**ТЕКСТ ДЛЯ ЧТЕНИЯ**

<<<<

И. Ильф и Е. Петров, сатирики
«Никакие ругательства критики не могли, не могут и никогда не смогут уничтожить действительно талантливое произведение; никакие похвалы критики не могли, не могут и никогда не смогут сохранить в литературе бездарное произведение. Всякая талантливая (это обязательное условие) книга найдет читателя и прославит ее автора. В то же время можете исписать сто газетных листов восторженными отзывами о плохой книге, и читатель не запомнит даже фамилии ее автора».
(Е. Петров. Из письма В. Беляеву)1
О ЛЕДЯНЫХ ПРОРУБЯХ И МАВРИТАНСКИХ БАНЯХ
И Ильф и Е. Петров некогда жестоко высмеяли тактику мгновенных перемещений писателя из ледяной проруби прямо на верхнюю полку мавританских бань. Эти перемещения не только смешны, они никому так не вредят, как самому писателю, для репутации которого роскошные бани могут оказаться едва ли не опасней, чем ледяная прорубь.
Творчество И. Ильфа и Е. Петрова – явление чрезвычайно живое, сложное, полное движения. Талантливые и честные сатирики, они начали свой путь в период, когда сатира была оружием рабочего класса в его классовой борьбе против разгромленной, но не смирившейся буржуазии, когда им, вместе с В. Маяковским и М. Кольцовым, приходилось активно отстаивать самое сатиру от посягательства горе-теоретиков, пытавшихся лишить рабочий класс этого его оружия, когда складывался облик нового быта и молодая советская сатира, уже насчитывавшая несколько славных имен, напряженно искала форм своего дальнейшего развития. Их творческий путь не был ровной и гладкой дорогой. Это трудный, тернистый путь, знающий подъемы и спады, находки и неудачи, завоевания и поражения. Это был путь исканий, творческого роста, идейного созревания, овладения мастерством.

>>>>

**СОХРАНЁННЫЕ СТРОКИ**
<<<<

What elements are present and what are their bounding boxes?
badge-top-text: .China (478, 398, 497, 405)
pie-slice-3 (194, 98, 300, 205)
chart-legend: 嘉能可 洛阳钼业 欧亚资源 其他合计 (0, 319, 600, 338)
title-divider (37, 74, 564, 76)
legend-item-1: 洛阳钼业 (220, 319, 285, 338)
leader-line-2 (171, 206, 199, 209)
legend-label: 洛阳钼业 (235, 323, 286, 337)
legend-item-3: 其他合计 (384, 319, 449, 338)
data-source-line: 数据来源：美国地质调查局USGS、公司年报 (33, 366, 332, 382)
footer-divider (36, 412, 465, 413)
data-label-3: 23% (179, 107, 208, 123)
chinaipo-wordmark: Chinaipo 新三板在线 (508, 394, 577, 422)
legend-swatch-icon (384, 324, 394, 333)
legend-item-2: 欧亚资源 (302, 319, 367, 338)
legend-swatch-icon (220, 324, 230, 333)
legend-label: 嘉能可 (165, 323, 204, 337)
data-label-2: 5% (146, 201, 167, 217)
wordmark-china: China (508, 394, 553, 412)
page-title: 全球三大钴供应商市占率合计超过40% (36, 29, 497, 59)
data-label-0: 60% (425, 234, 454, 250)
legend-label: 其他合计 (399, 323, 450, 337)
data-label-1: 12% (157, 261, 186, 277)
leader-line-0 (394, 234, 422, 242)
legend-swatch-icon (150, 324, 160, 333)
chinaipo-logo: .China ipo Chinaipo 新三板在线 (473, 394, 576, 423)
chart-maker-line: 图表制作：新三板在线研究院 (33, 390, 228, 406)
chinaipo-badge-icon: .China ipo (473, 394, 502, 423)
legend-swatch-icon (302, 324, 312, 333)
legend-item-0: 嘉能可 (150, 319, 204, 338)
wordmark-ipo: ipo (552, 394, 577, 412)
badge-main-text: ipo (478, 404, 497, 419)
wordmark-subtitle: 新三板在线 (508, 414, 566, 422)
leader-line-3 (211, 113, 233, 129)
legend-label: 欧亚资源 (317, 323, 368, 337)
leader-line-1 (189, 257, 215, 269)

>>>>

**ЗАДАНИЕ 1**
Перечисли всех людей, которые упомянуты в тексте об Ильфе и Петрове, с инициалами.
**ЗАДАНИЕ 2**
Перепиши из текста об Ильфе и Петрове всё подряд от слов «(Е. Петров. Из» и дальше вниз до слов «чем ледяная прорубь.» включительно.

**ОТВЕТ 1**
И. Ильф, Е. Петров, В. Беляев, В. Маяковский, М. Кольцов.

**ОТВЕТ 2**
(Е. Петров. Из письма В. Беляеву)1
О ЛЕДЯНЫХ ПРОРУБЯХ И МАВРИТАНСКИХ БАНЯХ
И Ильф и Е. Петров некогда жестоко высмеяли тактику мгновенных перемещений писателя из ледяной проруби прямо на верхнюю полку мавританских бань. Эти перемещения не только смешны, они никому так не вредят, как самому писателю, для репутации которого роскошные бани могут оказаться едва ли не опасней, чем ледяная прорубь.